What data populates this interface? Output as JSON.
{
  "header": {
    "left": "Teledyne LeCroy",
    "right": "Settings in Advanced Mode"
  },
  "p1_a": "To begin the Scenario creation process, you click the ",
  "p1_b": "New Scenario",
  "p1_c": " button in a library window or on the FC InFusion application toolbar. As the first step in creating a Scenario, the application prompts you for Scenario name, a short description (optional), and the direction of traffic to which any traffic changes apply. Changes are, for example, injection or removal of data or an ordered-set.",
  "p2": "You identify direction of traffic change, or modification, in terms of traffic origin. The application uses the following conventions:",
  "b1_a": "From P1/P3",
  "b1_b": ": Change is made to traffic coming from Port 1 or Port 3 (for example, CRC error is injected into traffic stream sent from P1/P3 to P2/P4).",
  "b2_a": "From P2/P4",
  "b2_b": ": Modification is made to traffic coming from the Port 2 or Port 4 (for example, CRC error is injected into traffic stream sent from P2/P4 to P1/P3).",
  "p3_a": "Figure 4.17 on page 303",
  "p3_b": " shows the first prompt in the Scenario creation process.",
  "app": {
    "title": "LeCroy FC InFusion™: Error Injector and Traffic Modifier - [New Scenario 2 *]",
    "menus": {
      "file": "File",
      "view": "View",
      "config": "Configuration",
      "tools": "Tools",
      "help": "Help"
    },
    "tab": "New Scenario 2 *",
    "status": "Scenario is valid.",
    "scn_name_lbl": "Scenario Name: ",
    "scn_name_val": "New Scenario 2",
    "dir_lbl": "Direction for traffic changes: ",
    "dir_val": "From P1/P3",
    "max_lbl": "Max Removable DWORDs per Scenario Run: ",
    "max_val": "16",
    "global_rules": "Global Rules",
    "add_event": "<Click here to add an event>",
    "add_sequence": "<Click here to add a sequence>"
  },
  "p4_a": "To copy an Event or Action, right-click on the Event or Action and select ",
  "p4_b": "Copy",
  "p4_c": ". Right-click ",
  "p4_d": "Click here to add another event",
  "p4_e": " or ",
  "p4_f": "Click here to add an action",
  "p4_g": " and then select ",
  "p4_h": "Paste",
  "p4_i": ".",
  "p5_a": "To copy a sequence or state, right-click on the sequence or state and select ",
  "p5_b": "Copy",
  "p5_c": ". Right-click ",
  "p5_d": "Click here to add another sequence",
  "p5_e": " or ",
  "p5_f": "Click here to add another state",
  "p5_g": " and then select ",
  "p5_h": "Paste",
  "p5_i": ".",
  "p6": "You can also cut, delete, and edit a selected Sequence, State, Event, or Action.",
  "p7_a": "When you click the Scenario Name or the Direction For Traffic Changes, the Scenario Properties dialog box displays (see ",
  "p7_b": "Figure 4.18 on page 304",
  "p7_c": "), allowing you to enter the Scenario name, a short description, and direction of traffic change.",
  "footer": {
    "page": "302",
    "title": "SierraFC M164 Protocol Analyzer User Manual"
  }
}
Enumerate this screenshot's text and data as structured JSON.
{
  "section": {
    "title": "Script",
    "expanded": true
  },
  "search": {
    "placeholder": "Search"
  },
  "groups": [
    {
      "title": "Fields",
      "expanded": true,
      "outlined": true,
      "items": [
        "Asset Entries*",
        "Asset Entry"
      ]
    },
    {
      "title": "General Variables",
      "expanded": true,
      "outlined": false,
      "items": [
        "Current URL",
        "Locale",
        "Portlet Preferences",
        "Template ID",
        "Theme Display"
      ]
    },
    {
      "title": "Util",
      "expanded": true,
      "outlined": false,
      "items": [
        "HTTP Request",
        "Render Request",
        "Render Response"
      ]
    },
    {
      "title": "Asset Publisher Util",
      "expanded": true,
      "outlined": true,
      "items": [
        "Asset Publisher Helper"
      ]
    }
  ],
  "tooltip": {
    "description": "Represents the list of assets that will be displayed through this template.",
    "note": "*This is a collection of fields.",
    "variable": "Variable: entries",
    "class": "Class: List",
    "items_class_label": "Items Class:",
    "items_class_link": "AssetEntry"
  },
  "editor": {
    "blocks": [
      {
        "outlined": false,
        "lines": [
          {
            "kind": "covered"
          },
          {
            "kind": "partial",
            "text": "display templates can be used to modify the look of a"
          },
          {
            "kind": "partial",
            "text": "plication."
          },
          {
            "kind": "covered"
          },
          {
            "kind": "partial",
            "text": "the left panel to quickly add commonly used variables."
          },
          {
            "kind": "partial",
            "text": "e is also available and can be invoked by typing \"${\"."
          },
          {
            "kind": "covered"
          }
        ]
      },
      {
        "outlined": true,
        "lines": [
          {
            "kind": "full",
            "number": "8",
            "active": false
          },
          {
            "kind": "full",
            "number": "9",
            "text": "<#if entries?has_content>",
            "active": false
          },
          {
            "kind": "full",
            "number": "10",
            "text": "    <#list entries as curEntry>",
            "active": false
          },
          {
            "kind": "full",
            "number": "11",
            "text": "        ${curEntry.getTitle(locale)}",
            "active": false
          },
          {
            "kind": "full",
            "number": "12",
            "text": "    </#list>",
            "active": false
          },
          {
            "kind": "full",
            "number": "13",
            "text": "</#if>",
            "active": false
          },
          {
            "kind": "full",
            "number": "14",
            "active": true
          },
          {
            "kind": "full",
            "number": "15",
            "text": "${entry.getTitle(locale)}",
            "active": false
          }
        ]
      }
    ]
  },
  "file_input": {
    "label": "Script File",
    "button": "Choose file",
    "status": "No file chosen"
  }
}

# WRITTEN REQUEST
Nothing should be left out: repeat all of the data exactly.

# FINISHED EXERCISE
What data populates this interface? Output as JSON.
{
  "header": {
    "left": "Teledyne LeCroy",
    "right": "Settings in Advanced Mode"
  },
  "p1_a": "To begin the Scenario creation process, you click the ",
  "p1_b": "New Scenario",
  "p1_c": " button in a library window or on the FC InFusion application toolbar. As the first step in creating a Scenario, the application prompts you for Scenario name, a short description (optional), and the direction of traffic to which any traffic changes apply. Changes are, for example, injection or removal of data or an ordered-set.",
  "p2": "You identify direction of traffic change, or modification, in terms of traffic origin. The application uses the following conventions:",
  "b1_a": "From P1/P3",
  "b1_b": ": Change is made to traffic coming from Port 1 or Port 3 (for example, CRC error is injected into traffic stream sent from P1/P3 to P2/P4).",
  "b2_a": "From P2/P4",
  "b2_b": ": Modification is made to traffic coming from the Port 2 or Port 4 (for example, CRC error is injected into traffic stream sent from P2/P4 to P1/P3).",
  "p3_a": "Figure 4.17 on page 303",
  "p3_b": " shows the first prompt in the Scenario creation process.",
  "app": {
    "title": "LeCroy FC InFusion™: Error Injector and Traffic Modifier - [New Scenario 2 *]",
    "menus": {
      "file": "File",
      "view": "View",
      "config": "Configuration",
      "tools": "Tools",
      "help": "Help"
    },
    "tab": "New Scenario 2 *",
    "status": "Scenario is valid.",
    "scn_name_lbl": "Scenario Name: ",
    "scn_name_val": "New Scenario 2",
    "dir_lbl": "Direction for traffic changes: ",
    "dir_val": "From P1/P3",
    "max_lbl": "Max Removable DWORDs per Scenario Run: ",
    "max_val": "16",
    "global_rules": "Global Rules",
    "add_event": "<Click here to add an event>",
    "add_sequence": "<Click here to add a sequence>"
  },
  "p4_a": "To copy an Event or Action, right-click on the Event or Action and select ",
  "p4_b": "Copy",
  "p4_c": ". Right-click ",
  "p4_d": "Click here to add another event",
  "p4_e": " or ",
  "p4_f": "Click here to add an action",
  "p4_g": " and then select ",
  "p4_h": "Paste",
  "p4_i": ".",
  "p5_a": "To copy a sequence or state, right-click on the sequence or state and select ",
  "p5_b": "Copy",
  "p5_c": ". Right-click ",
  "p5_d": "Click here to add another sequence",
  "p5_e": " or ",
  "p5_f": "Click here to add another state",
  "p5_g": " and then select ",
  "p5_h": "Paste",
  "p5_i": ".",
  "p6": "You can also cut, delete, and edit a selected Sequence, State, Event, or Action.",
  "p7_a": "When you click the Scenario Name or the Direction For Traffic Changes, the Scenario Properties dialog box displays (see ",
  "p7_b": "Figure 4.18 on page 304",
  "p7_c": "), allowing you to enter the Scenario name, a short description, and direction of traffic change.",
  "footer": {
    "page": "302",
    "title": "SierraFC M164 Protocol Analyzer User Manual"
  }
}
Enumerate this screenshot's text and data as structured JSON.
{
  "section": {
    "title": "Script",
    "expanded": true
  },
  "search": {
    "placeholder": "Search"
  },
  "groups": [
    {
      "title": "Fields",
      "expanded": true,
      "outlined": true,
      "items": [
        "Asset Entries*",
        "Asset Entry"
      ]
    },
    {
      "title": "General Variables",
      "expanded": true,
      "outlined": false,
      "items": [
        "Current URL",
        "Locale",
        "Portlet Preferences",
        "Template ID",
        "Theme Display"
      ]
    },
    {
      "title": "Util",
      "expanded": true,
      "outlined": false,
      "items": [
        "HTTP Request",
        "Render Request",
        "Render Response"
      ]
    },
    {
      "title": "Asset Publisher Util",
      "expanded": true,
      "outlined": true,
      "items": [
        "Asset Publisher Helper"
      ]
    }
  ],
  "tooltip": {
    "description": "Represents the list of assets that will be displayed through this template.",
    "note": "*This is a collection of fields.",
    "variable": "Variable: entries",
    "class": "Class: List",
    "items_class_label": "Items Class:",
    "items_class_link": "AssetEntry"
  },
  "editor": {
    "blocks": [
      {
        "outlined": false,
        "lines": [
          {
            "kind": "covered"
          },
          {
            "kind": "partial",
            "text": "display templates can be used to modify the look of a"
          },
          {
            "kind": "partial",
            "text": "plication."
          },
          {
            "kind": "covered"
          },
          {
            "kind": "partial",
            "text": "the left panel to quickly add commonly used variables."
          },
          {
            "kind": "partial",
            "text": "e is also available and can be invoked by typing \"${\"."
          },
          {
            "kind": "covered"
          }
        ]
      },
      {
        "outlined": true,
        "lines": [
          {
            "kind": "full",
            "number": "8",
            "active": false
          },
          {
            "kind": "full",
            "number": "9",
            "text": "<#if entries?has_content>",
            "active": false
          },
          {
            "kind": "full",
            "number": "10",
            "text": "    <#list entries as curEntry>",
            "active": false
          },
          {
            "kind": "full",
            "number": "11",
            "text": "        ${curEntry.getTitle(locale)}",
            "active": false
          },
          {
            "kind": "full",
            "number": "12",
            "text": "    </#list>",
            "active": false
          },
          {
            "kind": "full",
            "number": "13",
            "text": "</#if>",
            "active": false
          },
          {
            "kind": "full",
            "number": "14",
            "active": true
          },
          {
            "kind": "full",
            "number": "15",
            "text": "${entry.getTitle(locale)}",
            "active": false
          }
        ]
      }
    ]
  },
  "file_input": {
    "label": "Script File",
    "button": "Choose file",
    "status": "No file chosen"
  }
}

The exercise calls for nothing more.